-- begin DATA --
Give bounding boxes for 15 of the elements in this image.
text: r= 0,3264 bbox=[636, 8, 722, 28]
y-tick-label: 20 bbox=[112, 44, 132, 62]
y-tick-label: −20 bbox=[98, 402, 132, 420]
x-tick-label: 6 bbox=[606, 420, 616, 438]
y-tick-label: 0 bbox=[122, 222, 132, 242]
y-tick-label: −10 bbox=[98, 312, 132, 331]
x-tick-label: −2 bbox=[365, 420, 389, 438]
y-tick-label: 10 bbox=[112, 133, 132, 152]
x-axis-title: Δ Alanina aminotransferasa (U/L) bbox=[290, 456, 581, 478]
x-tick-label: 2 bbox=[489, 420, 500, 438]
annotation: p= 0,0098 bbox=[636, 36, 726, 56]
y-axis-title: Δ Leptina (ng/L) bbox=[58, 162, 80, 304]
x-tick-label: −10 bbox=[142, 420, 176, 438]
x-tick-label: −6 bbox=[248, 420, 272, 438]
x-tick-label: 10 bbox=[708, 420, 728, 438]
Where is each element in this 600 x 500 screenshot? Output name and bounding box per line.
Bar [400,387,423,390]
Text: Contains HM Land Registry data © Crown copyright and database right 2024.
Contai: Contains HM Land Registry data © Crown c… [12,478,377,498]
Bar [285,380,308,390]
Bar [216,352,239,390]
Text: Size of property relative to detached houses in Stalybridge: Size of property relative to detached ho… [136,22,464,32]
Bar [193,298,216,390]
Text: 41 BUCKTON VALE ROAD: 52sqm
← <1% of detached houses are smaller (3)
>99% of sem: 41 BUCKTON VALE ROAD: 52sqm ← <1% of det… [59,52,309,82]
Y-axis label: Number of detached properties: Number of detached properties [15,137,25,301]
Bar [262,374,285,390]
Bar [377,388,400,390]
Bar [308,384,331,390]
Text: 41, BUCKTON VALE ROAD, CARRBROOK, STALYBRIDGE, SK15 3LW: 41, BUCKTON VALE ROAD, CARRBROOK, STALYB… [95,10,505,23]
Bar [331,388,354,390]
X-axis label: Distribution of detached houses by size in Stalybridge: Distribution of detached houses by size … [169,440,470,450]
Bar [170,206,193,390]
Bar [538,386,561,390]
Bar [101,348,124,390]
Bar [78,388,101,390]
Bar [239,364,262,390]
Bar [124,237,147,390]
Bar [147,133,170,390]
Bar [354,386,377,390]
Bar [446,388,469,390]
-- end DATA --
_GIVEN PROBLEM_
Reproduce verbatim the stretch of the material from its start through the line containing "Where is each", both ends included.

_RESULT_
Give bounding boxes for 15 of the elements in this image.
text: r= 0,3264 bbox=[636, 8, 722, 28]
y-tick-label: 20 bbox=[112, 44, 132, 62]
y-tick-label: −20 bbox=[98, 402, 132, 420]
x-tick-label: 6 bbox=[606, 420, 616, 438]
y-tick-label: 0 bbox=[122, 222, 132, 242]
y-tick-label: −10 bbox=[98, 312, 132, 331]
x-tick-label: −2 bbox=[365, 420, 389, 438]
y-tick-label: 10 bbox=[112, 133, 132, 152]
x-axis-title: Δ Alanina aminotransferasa (U/L) bbox=[290, 456, 581, 478]
x-tick-label: 2 bbox=[489, 420, 500, 438]
annotation: p= 0,0098 bbox=[636, 36, 726, 56]
y-axis-title: Δ Leptina (ng/L) bbox=[58, 162, 80, 304]
x-tick-label: −10 bbox=[142, 420, 176, 438]
x-tick-label: −6 bbox=[248, 420, 272, 438]
x-tick-label: 10 bbox=[708, 420, 728, 438]
Where is each element in this 600 x 500 screenshot? Output name and bounding box per line.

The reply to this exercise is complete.